Work instructions: Please write out the material below exactly as given.

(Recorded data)
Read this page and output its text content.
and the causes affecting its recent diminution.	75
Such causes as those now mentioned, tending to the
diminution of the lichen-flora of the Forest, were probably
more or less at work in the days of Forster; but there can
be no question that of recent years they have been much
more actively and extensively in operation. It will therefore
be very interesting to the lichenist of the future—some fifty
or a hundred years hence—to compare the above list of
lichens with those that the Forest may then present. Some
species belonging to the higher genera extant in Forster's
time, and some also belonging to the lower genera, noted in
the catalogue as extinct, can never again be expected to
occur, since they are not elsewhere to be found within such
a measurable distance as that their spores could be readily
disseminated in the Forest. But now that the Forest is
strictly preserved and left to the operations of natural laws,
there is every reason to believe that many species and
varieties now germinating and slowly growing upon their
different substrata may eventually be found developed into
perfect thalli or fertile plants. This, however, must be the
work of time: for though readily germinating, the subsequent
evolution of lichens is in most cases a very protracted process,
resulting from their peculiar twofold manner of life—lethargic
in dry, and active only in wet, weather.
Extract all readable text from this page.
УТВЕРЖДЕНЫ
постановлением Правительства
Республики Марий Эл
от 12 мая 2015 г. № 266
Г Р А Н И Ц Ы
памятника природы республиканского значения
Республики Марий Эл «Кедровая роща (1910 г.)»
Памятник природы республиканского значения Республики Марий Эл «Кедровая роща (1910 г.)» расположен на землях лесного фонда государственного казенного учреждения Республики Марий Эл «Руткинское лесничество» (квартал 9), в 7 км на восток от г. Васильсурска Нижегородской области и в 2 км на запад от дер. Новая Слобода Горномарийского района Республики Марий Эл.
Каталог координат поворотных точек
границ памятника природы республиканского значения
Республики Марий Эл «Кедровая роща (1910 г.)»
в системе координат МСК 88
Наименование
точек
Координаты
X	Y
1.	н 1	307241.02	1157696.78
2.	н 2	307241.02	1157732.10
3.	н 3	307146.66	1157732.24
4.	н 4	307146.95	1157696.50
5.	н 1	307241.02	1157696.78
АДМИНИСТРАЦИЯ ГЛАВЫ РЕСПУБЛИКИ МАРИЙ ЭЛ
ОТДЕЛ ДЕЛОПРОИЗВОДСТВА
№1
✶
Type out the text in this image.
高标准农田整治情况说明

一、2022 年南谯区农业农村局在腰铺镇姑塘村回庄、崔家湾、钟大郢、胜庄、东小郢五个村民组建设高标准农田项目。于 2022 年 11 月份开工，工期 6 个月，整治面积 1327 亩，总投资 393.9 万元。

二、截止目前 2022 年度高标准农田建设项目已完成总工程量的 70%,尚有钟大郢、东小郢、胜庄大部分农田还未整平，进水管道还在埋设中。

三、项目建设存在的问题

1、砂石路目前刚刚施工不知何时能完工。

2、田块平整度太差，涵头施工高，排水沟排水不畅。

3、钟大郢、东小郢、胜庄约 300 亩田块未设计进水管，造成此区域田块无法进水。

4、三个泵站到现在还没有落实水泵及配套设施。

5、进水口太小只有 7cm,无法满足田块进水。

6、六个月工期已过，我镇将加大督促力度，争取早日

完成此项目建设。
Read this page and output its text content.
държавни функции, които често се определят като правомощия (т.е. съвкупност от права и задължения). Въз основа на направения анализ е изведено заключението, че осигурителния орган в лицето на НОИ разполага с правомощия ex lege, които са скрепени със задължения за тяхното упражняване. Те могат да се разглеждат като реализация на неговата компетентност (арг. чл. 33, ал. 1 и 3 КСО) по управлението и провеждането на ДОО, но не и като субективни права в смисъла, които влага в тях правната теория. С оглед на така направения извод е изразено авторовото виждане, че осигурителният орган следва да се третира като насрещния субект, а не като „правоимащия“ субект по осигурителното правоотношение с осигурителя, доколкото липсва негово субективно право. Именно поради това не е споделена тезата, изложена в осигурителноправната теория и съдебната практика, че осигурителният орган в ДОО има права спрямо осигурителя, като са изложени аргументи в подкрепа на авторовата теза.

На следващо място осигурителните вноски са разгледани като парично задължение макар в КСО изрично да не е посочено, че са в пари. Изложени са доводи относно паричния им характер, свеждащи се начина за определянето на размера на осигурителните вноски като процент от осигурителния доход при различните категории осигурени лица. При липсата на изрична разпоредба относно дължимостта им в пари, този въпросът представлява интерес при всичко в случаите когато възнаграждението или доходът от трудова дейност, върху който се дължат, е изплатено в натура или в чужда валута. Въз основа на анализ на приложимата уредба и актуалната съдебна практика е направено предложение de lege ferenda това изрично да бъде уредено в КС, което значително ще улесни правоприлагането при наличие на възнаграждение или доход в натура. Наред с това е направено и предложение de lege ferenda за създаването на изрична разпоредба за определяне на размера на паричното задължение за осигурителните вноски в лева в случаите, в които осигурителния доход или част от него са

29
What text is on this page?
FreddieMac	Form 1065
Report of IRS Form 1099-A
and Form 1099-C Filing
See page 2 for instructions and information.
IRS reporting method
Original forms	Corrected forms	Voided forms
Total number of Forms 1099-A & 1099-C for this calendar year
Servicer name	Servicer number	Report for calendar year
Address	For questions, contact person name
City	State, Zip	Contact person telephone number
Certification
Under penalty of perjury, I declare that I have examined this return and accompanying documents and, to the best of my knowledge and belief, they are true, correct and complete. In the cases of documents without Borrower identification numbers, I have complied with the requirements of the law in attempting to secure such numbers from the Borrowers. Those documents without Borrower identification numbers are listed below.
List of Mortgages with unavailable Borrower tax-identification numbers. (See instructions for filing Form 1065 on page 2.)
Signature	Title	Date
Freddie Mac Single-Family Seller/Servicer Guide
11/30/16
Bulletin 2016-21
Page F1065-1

Full answer:
Read this page and output its text content.
and the causes affecting its recent diminution.	75
Such causes as those now mentioned, tending to the
diminution of the lichen-flora of the Forest, were probably
more or less at work in the days of Forster; but there can
be no question that of recent years they have been much
more actively and extensively in operation. It will therefore
be very interesting to the lichenist of the future—some fifty
or a hundred years hence—to compare the above list of
lichens with those that the Forest may then present. Some
species belonging to the higher genera extant in Forster's
time, and some also belonging to the lower genera, noted in
the catalogue as extinct, can never again be expected to
occur, since they are not elsewhere to be found within such
a measurable distance as that their spores could be readily
disseminated in the Forest. But now that the Forest is
strictly preserved and left to the operations of natural laws,
there is every reason to believe that many species and
varieties now germinating and slowly growing upon their
different substrata may eventually be found developed into
perfect thalli or fertile plants. This, however, must be the
work of time: for though readily germinating, the subsequent
evolution of lichens is in most cases a very protracted process,
resulting from their peculiar twofold manner of life—lethargic
in dry, and active only in wet, weather.
Extract all readable text from this page.
УТВЕРЖДЕНЫ
постановлением Правительства
Республики Марий Эл
от 12 мая 2015 г. № 266
Г Р А Н И Ц Ы
памятника природы республиканского значения
Республики Марий Эл «Кедровая роща (1910 г.)»
Памятник природы республиканского значения Республики Марий Эл «Кедровая роща (1910 г.)» расположен на землях лесного фонда государственного казенного учреждения Республики Марий Эл «Руткинское лесничество» (квартал 9), в 7 км на восток от г. Васильсурска Нижегородской области и в 2 км на запад от дер. Новая Слобода Горномарийского района Республики Марий Эл.
Каталог координат поворотных точек
границ памятника природы республиканского значения
Республики Марий Эл «Кедровая роща (1910 г.)»
в системе координат МСК 88
Наименование
точек
Координаты
X	Y
1.	н 1	307241.02	1157696.78
2.	н 2	307241.02	1157732.10
3.	н 3	307146.66	1157732.24
4.	н 4	307146.95	1157696.50
5.	н 1	307241.02	1157696.78
АДМИНИСТРАЦИЯ ГЛАВЫ РЕСПУБЛИКИ МАРИЙ ЭЛ
ОТДЕЛ ДЕЛОПРОИЗВОДСТВА
№1
✶
Type out the text in this image.
高标准农田整治情况说明

一、2022 年南谯区农业农村局在腰铺镇姑塘村回庄、崔家湾、钟大郢、胜庄、东小郢五个村民组建设高标准农田项目。于 2022 年 11 月份开工，工期 6 个月，整治面积 1327 亩，总投资 393.9 万元。

二、截止目前 2022 年度高标准农田建设项目已完成总工程量的 70%,尚有钟大郢、东小郢、胜庄大部分农田还未整平，进水管道还在埋设中。

三、项目建设存在的问题

1、砂石路目前刚刚施工不知何时能完工。

2、田块平整度太差，涵头施工高，排水沟排水不畅。

3、钟大郢、东小郢、胜庄约 300 亩田块未设计进水管，造成此区域田块无法进水。

4、三个泵站到现在还没有落实水泵及配套设施。

5、进水口太小只有 7cm,无法满足田块进水。

6、六个月工期已过，我镇将加大督促力度，争取早日

完成此项目建设。
Read this page and output its text content.
държавни функции, които често се определят като правомощия (т.е. съвкупност от права и задължения). Въз основа на направения анализ е изведено заключението, че осигурителния орган в лицето на НОИ разполага с правомощия ex lege, които са скрепени със задължения за тяхното упражняване. Те могат да се разглеждат като реализация на неговата компетентност (арг. чл. 33, ал. 1 и 3 КСО) по управлението и провеждането на ДОО, но не и като субективни права в смисъла, които влага в тях правната теория. С оглед на така направения извод е изразено авторовото виждане, че осигурителният орган следва да се третира като насрещния субект, а не като „правоимащия“ субект по осигурителното правоотношение с осигурителя, доколкото липсва негово субективно право. Именно поради това не е споделена тезата, изложена в осигурителноправната теория и съдебната практика, че осигурителният орган в ДОО има права спрямо осигурителя, като са изложени аргументи в подкрепа на авторовата теза.

На следващо място осигурителните вноски са разгледани като парично задължение макар в КСО изрично да не е посочено, че са в пари. Изложени са доводи относно паричния им характер, свеждащи се начина за определянето на размера на осигурителните вноски като процент от осигурителния доход при различните категории осигурени лица. При липсата на изрична разпоредба относно дължимостта им в пари, този въпросът представлява интерес при всичко в случаите когато възнаграждението или доходът от трудова дейност, върху който се дължат, е изплатено в натура или в чужда валута. Въз основа на анализ на приложимата уредба и актуалната съдебна практика е направено предложение de lege ferenda това изрично да бъде уредено в КС, което значително ще улесни правоприлагането при наличие на възнаграждение или доход в натура. Наред с това е направено и предложение de lege ferenda за създаването на изрична разпоредба за определяне на размера на паричното задължение за осигурителните вноски в лева в случаите, в които осигурителния доход или част от него са

29
What text is on this page?
FreddieMac	Form 1065
Report of IRS Form 1099-A
and Form 1099-C Filing
See page 2 for instructions and information.
IRS reporting method
Original forms	Corrected forms	Voided forms
Total number of Forms 1099-A & 1099-C for this calendar year
Servicer name	Servicer number	Report for calendar year
Address	For questions, contact person name
City	State, Zip	Contact person telephone number
Certification
Under penalty of perjury, I declare that I have examined this return and accompanying documents and, to the best of my knowledge and belief, they are true, correct and complete. In the cases of documents without Borrower identification numbers, I have complied with the requirements of the law in attempting to secure such numbers from the Borrowers. Those documents without Borrower identification numbers are listed below.
List of Mortgages with unavailable Borrower tax-identification numbers. (See instructions for filing Form 1065 on page 2.)
Signature	Title	Date
Freddie Mac Single-Family Seller/Servicer Guide
11/30/16
Bulletin 2016-21
Page F1065-1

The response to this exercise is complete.